What the exercise asks> Each line that contains the string "timestamp" counts once; report how many such lines appear in the data, as a number only.

Source records>
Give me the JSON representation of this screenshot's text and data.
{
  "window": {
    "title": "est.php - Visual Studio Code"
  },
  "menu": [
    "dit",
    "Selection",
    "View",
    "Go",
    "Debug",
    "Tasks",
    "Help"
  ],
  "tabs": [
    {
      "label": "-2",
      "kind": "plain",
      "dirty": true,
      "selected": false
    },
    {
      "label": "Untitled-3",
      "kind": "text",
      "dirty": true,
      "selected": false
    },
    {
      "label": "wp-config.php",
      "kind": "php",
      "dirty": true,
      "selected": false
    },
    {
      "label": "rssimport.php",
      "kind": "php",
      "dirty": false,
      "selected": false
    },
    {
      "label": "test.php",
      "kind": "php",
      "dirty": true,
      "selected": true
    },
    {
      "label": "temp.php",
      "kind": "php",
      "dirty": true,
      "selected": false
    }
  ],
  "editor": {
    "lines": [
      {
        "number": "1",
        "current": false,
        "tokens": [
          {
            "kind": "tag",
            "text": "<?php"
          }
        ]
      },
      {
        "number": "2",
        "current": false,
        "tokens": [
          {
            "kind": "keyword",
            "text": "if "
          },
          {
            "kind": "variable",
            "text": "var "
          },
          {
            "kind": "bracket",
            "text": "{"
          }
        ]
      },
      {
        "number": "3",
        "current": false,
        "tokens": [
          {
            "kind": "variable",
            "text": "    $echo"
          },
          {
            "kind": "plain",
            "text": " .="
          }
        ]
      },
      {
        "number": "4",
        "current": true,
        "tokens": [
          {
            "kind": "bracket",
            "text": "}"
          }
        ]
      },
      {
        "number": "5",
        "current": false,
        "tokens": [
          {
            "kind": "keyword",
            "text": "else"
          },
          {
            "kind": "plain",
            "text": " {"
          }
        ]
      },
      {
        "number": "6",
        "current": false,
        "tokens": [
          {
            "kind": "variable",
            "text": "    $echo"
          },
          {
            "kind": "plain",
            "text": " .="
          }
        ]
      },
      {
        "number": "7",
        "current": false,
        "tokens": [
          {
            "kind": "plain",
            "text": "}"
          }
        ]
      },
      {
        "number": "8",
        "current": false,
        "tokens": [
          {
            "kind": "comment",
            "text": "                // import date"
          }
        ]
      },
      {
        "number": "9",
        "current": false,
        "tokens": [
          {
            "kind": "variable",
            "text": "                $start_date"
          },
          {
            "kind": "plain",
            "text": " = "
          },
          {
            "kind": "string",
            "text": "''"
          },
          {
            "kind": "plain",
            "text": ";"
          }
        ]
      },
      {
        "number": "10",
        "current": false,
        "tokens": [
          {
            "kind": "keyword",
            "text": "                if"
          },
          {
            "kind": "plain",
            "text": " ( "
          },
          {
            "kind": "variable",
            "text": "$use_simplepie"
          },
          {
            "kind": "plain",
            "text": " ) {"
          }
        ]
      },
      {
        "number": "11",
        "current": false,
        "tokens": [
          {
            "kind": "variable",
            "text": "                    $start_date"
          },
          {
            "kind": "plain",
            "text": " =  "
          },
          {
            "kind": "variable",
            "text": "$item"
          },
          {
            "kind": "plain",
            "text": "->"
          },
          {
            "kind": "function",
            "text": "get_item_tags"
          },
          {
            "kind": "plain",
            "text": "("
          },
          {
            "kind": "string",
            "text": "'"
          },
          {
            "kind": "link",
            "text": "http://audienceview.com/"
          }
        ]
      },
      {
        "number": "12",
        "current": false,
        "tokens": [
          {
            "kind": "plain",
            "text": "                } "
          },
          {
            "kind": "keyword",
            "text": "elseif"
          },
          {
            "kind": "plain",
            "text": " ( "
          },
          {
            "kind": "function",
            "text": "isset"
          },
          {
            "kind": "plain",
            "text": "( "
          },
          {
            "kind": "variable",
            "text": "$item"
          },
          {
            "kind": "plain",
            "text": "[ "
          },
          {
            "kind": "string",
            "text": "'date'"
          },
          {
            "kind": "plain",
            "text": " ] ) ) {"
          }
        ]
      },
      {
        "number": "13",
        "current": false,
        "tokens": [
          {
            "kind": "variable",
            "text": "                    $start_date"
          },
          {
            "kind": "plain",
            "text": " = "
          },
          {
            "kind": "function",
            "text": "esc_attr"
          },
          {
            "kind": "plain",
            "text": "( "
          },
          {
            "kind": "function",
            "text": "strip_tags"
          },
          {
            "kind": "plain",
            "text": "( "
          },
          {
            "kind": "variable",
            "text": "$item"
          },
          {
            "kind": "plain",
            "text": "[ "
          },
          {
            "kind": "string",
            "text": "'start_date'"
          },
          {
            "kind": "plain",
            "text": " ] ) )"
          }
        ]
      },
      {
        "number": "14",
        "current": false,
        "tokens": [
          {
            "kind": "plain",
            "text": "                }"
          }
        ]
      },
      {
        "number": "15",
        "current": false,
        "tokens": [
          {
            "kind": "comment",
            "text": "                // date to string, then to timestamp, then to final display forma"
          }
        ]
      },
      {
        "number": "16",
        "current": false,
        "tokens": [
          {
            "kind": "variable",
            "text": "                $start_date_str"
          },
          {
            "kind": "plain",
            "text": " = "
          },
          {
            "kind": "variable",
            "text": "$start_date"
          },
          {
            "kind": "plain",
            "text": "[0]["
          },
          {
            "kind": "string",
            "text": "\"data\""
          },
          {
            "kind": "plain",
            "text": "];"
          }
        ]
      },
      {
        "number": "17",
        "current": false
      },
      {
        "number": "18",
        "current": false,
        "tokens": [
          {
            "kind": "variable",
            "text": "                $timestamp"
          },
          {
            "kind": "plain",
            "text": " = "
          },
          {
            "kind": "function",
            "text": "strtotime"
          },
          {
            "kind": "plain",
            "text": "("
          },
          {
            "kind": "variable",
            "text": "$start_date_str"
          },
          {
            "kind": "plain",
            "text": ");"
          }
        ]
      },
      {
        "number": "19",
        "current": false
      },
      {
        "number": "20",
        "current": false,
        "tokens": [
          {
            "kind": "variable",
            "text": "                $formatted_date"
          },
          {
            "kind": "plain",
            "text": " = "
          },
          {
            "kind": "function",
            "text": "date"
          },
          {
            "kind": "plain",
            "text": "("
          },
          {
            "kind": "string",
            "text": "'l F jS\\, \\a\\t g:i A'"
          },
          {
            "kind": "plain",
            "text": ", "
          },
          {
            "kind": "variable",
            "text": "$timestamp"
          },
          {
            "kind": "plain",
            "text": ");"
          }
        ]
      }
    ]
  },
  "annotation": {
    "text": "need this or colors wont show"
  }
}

Correct answer> 3